*DATA SHOWN*
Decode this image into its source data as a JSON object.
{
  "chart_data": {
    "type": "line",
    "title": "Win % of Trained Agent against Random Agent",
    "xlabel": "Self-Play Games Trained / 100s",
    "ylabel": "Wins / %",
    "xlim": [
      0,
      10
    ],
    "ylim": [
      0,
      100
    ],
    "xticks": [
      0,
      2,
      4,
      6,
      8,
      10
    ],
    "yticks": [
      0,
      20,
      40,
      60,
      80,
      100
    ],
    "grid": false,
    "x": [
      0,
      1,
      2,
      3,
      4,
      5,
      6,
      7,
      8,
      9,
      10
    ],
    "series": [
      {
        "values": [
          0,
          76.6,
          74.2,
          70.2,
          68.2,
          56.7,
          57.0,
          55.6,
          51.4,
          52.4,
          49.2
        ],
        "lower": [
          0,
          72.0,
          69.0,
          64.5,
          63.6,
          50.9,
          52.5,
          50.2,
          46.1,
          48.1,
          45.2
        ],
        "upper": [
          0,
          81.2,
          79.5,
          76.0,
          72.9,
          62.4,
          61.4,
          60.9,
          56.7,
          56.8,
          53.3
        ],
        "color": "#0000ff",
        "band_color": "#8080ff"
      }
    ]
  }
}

...

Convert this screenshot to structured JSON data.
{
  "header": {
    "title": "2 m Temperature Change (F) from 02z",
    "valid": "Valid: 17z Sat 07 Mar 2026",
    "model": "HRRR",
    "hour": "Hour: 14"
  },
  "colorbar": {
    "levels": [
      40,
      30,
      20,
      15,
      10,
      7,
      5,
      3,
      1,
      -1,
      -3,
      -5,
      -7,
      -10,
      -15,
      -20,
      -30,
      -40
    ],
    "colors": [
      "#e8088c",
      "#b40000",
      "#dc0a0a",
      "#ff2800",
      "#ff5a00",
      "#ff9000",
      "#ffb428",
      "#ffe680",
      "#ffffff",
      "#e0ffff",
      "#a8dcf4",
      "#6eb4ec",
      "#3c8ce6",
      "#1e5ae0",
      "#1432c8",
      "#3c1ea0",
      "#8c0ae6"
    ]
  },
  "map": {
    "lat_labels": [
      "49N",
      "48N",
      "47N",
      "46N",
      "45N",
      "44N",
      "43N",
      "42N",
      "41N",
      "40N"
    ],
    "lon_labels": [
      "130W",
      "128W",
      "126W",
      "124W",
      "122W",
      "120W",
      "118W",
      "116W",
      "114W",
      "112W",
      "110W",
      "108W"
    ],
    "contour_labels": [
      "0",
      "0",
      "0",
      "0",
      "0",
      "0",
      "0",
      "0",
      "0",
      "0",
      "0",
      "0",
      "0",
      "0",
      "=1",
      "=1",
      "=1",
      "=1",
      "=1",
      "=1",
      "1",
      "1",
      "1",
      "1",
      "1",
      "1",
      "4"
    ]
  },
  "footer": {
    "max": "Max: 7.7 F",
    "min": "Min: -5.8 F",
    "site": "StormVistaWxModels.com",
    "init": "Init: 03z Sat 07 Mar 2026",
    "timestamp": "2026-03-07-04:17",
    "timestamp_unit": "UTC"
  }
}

--

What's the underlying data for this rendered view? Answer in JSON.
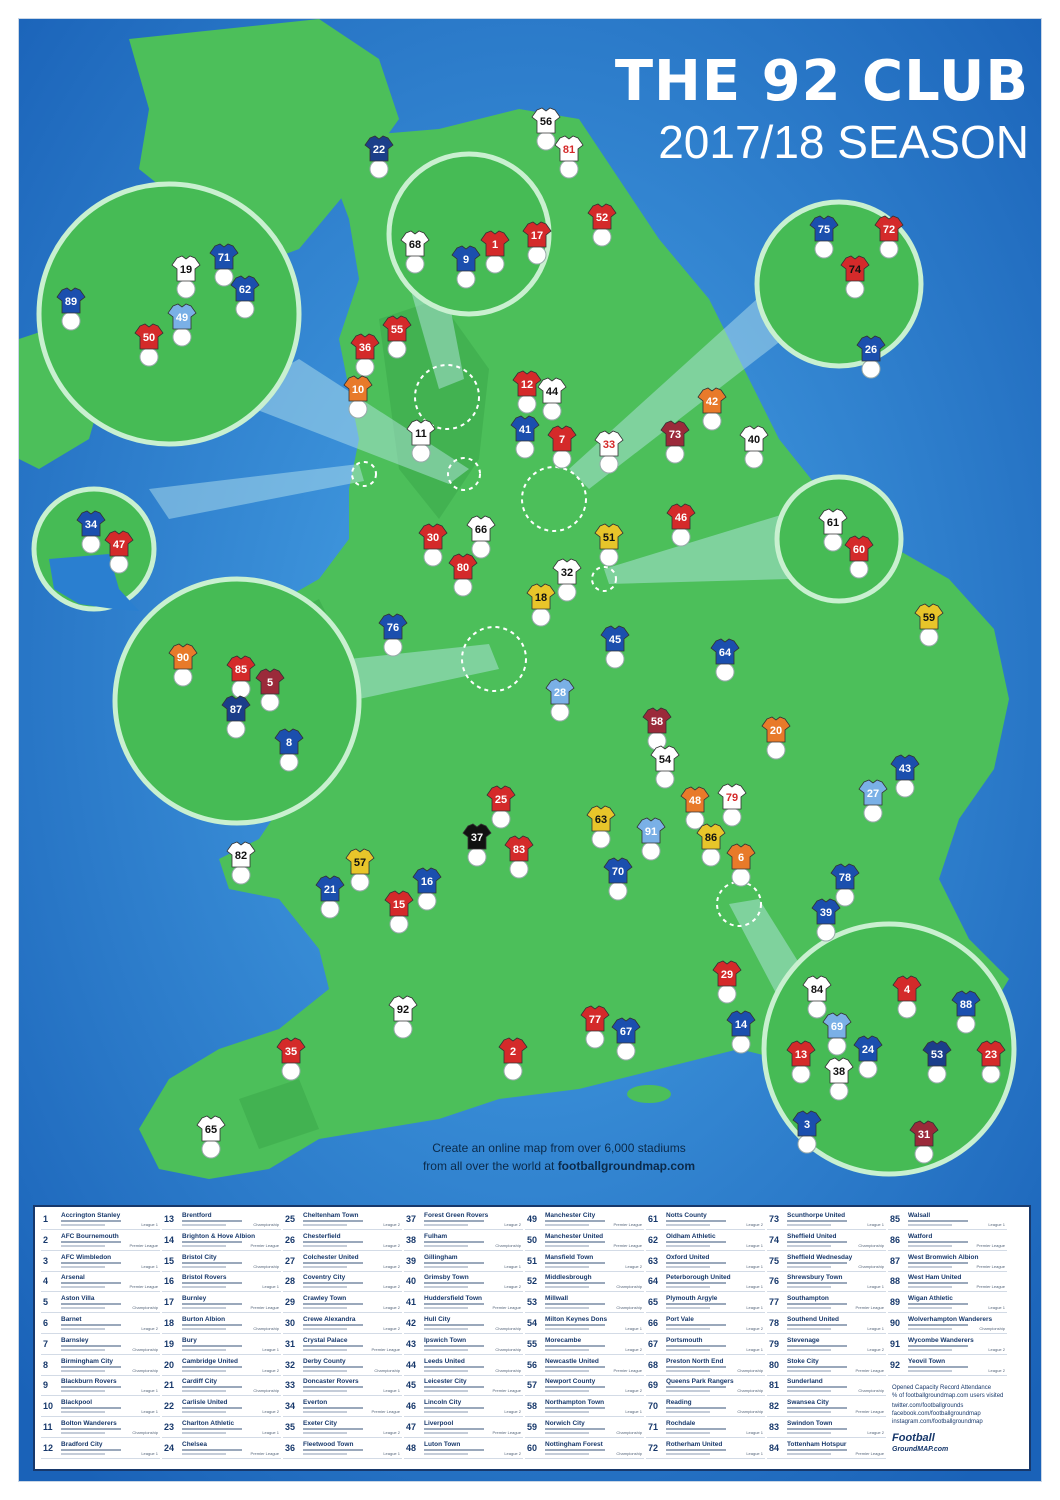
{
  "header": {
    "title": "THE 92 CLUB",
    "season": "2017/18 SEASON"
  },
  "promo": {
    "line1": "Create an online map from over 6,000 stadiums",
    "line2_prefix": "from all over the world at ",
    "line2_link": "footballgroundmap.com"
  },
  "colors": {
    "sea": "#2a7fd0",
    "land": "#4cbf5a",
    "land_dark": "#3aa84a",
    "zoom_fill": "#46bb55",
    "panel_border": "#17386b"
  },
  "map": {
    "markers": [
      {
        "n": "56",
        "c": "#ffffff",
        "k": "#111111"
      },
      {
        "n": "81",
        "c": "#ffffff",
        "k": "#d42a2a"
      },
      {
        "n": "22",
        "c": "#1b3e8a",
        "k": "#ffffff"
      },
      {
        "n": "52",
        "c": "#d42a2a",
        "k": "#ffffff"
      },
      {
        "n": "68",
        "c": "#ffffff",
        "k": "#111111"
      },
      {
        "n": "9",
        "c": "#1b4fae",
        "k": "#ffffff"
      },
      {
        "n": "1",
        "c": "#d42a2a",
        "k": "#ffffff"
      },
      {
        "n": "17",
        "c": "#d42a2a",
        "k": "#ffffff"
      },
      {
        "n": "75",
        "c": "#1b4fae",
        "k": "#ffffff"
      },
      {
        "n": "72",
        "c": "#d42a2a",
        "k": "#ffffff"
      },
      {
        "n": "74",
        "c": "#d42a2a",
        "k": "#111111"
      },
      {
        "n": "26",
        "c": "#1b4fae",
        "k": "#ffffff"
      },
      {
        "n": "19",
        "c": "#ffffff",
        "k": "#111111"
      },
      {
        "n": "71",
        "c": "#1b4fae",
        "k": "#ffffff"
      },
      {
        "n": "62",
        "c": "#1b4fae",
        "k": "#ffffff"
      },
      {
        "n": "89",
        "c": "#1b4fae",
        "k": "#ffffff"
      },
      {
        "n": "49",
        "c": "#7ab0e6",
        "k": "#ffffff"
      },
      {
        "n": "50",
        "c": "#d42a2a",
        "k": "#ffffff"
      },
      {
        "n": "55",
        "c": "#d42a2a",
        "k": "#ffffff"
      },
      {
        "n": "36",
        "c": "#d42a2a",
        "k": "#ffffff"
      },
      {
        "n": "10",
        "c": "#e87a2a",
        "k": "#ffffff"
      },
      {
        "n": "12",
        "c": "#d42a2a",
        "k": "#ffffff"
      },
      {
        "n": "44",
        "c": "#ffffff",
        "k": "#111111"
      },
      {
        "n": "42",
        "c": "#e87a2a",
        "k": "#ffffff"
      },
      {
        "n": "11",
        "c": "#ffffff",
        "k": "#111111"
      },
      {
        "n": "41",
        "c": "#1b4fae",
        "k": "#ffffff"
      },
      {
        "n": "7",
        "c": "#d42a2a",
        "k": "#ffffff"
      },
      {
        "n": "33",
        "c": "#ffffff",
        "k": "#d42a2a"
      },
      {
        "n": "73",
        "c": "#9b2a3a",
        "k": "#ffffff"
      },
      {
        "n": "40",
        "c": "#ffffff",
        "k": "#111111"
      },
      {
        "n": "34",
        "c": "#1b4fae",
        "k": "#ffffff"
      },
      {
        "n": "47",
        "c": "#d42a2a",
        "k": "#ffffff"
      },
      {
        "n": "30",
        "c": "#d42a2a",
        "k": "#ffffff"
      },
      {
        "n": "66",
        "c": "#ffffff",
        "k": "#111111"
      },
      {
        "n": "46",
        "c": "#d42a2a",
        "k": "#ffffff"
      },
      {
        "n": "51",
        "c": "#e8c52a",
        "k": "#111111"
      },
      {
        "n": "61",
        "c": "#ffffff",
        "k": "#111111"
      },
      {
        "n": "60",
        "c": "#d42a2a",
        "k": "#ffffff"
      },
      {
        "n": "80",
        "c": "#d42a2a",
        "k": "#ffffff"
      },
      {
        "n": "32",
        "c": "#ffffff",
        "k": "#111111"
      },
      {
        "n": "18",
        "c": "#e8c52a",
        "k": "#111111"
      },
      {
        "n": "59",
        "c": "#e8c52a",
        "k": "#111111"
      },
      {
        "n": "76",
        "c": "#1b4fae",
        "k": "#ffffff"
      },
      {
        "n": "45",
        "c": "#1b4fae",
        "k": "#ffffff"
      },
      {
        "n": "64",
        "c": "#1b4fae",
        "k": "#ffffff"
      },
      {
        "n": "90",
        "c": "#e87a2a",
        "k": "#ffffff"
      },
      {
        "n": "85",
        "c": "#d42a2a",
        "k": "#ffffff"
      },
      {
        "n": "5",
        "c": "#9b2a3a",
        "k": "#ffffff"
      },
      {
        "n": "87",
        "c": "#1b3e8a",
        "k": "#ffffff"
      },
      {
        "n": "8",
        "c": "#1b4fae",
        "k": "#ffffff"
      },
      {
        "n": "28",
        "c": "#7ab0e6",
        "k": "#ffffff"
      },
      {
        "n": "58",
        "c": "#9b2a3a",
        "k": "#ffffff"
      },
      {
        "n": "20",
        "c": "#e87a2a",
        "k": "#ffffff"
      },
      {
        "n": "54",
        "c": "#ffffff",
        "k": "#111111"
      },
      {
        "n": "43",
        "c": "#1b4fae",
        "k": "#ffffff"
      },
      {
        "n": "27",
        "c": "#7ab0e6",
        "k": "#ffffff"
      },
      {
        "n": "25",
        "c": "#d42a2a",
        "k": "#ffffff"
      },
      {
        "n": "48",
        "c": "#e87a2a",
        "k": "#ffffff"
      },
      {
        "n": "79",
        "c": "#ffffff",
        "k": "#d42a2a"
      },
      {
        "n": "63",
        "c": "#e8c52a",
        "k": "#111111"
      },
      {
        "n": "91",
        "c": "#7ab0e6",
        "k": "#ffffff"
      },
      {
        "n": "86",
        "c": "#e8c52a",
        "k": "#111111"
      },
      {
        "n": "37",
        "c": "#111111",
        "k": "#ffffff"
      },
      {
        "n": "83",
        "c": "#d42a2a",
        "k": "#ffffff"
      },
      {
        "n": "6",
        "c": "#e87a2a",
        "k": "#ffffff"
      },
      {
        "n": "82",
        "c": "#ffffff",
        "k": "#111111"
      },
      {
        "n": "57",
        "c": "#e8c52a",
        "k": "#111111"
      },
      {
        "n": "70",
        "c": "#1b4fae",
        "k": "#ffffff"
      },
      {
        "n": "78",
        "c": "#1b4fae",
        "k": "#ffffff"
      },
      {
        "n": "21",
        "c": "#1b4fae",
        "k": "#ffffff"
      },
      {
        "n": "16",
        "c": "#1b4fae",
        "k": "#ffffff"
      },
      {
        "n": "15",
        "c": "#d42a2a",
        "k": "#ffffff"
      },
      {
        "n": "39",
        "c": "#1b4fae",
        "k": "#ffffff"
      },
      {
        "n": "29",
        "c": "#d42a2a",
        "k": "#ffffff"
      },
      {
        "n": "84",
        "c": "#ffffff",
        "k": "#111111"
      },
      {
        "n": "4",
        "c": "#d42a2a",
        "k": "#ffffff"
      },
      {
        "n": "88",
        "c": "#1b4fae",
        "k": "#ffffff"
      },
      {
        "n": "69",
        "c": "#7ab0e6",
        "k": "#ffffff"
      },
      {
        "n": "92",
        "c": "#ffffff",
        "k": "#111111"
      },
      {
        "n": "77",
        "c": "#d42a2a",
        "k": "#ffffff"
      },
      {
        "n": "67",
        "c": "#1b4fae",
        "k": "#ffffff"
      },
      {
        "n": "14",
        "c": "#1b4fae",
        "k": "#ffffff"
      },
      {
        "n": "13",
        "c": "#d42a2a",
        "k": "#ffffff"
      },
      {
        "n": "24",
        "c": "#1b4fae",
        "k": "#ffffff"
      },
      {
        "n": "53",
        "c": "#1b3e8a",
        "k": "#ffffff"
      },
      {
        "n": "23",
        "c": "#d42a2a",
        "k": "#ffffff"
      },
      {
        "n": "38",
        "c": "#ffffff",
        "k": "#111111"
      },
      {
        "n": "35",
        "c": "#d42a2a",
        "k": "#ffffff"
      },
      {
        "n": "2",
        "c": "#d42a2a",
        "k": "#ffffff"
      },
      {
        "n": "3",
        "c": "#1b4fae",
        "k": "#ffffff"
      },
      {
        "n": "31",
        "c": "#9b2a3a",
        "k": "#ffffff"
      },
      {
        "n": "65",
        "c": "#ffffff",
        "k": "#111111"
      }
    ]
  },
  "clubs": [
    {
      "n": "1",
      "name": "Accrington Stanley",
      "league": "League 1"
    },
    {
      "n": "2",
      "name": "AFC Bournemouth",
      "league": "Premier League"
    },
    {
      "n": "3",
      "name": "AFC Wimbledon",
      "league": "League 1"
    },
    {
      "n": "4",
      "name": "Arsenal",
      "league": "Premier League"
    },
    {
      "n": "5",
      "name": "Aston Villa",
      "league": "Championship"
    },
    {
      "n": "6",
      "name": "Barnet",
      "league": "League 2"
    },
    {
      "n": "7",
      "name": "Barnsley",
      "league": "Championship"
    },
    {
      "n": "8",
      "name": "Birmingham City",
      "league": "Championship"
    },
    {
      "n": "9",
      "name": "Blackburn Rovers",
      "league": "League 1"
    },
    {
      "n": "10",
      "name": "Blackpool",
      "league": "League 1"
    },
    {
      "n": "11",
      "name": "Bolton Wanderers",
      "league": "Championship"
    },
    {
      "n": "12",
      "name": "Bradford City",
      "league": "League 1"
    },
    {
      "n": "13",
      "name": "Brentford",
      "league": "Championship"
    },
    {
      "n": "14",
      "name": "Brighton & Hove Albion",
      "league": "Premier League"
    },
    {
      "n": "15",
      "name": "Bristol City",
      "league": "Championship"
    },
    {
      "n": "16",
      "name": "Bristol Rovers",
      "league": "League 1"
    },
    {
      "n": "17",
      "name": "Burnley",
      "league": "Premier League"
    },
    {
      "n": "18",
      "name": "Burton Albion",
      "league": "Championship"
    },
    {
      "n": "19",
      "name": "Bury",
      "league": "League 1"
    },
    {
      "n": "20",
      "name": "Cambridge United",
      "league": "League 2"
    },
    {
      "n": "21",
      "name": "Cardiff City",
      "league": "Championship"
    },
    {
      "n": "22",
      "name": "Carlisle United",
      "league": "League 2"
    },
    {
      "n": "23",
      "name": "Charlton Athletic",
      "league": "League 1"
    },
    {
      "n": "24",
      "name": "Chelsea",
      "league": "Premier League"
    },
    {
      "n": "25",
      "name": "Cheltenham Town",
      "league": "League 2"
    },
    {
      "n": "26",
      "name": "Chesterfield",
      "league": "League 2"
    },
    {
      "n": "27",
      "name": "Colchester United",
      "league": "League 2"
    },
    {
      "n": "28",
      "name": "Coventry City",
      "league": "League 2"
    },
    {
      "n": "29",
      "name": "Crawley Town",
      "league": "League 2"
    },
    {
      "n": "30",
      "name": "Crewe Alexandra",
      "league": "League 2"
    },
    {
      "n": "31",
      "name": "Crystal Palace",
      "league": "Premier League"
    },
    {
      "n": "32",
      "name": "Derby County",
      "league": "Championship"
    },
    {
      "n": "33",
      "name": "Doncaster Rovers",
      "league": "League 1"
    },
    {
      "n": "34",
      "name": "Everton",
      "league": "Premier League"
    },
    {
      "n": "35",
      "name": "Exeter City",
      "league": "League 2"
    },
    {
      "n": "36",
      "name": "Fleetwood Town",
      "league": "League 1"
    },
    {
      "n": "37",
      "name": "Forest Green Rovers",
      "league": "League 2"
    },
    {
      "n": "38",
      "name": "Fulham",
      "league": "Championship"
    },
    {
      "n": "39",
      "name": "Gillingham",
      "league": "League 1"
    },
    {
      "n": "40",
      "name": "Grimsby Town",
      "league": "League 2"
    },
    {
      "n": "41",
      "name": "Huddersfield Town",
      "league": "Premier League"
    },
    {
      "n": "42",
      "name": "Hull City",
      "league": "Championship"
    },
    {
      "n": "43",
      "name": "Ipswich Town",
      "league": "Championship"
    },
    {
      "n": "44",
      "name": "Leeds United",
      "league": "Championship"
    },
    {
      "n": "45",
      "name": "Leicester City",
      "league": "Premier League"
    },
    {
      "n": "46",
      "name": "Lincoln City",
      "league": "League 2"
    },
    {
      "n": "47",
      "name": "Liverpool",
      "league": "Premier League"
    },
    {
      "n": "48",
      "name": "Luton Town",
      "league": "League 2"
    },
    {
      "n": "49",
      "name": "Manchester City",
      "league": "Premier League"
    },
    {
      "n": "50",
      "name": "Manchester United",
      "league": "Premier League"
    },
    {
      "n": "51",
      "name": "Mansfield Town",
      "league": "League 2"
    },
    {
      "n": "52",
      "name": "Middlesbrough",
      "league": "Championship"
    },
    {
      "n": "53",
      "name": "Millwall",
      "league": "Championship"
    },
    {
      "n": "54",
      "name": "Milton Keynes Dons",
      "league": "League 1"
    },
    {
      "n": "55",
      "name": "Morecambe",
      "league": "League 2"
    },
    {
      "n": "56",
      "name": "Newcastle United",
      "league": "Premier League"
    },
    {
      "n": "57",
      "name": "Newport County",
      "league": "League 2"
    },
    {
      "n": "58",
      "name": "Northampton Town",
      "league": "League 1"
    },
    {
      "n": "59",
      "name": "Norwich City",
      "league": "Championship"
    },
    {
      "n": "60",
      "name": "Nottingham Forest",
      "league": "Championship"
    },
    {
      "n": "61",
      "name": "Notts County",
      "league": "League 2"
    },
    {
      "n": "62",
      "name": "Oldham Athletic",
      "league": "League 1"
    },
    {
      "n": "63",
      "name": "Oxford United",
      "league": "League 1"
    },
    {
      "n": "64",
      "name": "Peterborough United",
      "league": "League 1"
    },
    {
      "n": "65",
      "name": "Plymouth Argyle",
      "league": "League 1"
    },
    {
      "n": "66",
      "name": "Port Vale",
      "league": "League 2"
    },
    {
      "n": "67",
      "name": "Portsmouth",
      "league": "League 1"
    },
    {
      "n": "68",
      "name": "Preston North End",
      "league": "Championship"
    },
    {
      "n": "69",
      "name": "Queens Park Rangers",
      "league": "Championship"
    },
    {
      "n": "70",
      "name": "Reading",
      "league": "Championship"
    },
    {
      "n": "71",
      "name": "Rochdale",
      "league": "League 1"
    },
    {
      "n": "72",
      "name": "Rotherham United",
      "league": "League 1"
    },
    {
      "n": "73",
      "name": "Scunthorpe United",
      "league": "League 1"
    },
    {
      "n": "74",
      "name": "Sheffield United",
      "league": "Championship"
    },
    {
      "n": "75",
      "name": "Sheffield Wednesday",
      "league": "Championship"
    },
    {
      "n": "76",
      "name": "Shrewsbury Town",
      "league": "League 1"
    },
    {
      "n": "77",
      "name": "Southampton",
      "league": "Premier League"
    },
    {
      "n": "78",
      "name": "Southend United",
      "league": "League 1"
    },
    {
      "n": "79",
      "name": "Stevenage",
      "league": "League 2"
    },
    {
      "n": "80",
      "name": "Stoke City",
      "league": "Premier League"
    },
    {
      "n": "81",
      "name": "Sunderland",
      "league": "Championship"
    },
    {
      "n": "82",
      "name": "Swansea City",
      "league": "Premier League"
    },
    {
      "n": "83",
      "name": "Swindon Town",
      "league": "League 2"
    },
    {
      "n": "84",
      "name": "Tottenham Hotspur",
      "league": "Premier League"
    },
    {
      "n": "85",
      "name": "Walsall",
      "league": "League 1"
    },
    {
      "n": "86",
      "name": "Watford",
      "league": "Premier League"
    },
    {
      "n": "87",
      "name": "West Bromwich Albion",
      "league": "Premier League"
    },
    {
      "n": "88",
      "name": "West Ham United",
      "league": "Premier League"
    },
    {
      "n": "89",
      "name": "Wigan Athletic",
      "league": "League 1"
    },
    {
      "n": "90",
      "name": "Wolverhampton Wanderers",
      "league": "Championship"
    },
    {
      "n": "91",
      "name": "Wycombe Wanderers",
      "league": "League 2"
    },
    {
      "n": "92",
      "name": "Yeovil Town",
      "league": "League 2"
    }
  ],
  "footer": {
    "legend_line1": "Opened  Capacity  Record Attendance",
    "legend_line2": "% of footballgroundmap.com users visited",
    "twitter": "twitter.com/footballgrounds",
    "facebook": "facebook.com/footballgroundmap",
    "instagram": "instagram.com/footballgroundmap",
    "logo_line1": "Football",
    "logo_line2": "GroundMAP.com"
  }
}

*WORK INSTRUCTIONS*
Copy each line of the listing that holds the word "footballgroundmap".

*COMPLETE RESPONSE*
    "line2_link": "footballgroundmap.com"
    "legend_line2": "% of footballgroundmap.com users visited",
    "facebook": "facebook.com/footballgroundmap",
    "instagram": "instagram.com/footballgroundmap",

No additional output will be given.